:: DATA PROVIDED ::
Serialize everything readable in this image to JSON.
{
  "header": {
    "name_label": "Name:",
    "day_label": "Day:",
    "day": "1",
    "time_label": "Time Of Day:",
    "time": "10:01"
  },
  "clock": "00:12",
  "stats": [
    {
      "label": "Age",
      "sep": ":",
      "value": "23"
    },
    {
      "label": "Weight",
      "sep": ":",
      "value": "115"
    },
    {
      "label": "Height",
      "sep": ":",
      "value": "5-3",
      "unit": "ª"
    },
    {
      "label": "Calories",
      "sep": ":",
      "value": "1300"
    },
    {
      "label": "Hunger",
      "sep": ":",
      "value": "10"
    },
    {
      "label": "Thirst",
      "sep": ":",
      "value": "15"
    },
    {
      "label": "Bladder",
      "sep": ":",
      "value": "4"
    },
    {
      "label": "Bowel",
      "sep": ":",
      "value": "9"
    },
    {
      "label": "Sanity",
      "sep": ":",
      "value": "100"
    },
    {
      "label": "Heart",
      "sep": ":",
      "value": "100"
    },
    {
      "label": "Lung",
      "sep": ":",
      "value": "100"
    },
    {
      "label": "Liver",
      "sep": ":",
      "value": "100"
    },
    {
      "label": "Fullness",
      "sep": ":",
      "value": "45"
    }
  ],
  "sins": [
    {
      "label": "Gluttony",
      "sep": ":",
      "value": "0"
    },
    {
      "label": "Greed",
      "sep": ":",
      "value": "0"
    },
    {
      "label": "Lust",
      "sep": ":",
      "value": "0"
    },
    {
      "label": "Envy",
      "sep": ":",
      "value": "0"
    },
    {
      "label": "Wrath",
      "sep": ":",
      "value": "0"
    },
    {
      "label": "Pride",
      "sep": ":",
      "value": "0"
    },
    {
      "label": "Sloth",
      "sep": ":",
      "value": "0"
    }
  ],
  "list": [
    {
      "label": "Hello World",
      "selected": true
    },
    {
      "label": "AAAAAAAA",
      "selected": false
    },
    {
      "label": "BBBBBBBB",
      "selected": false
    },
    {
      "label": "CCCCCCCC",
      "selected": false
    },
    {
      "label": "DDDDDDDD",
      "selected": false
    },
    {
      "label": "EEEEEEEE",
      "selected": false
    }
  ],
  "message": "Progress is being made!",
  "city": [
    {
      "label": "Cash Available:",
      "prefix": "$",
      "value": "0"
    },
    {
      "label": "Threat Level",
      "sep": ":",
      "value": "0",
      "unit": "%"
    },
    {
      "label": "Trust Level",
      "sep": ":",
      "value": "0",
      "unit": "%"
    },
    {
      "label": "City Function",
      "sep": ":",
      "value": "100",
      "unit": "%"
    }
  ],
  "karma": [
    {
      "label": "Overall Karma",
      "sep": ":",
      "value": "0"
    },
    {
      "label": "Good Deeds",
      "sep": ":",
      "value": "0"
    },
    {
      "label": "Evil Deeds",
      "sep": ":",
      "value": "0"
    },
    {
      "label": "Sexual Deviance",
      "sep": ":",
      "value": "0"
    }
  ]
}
:::
Identify the lines above that contain the word "Level", then copy them.

      "label": "Threat Level",
      "label": "Trust Level",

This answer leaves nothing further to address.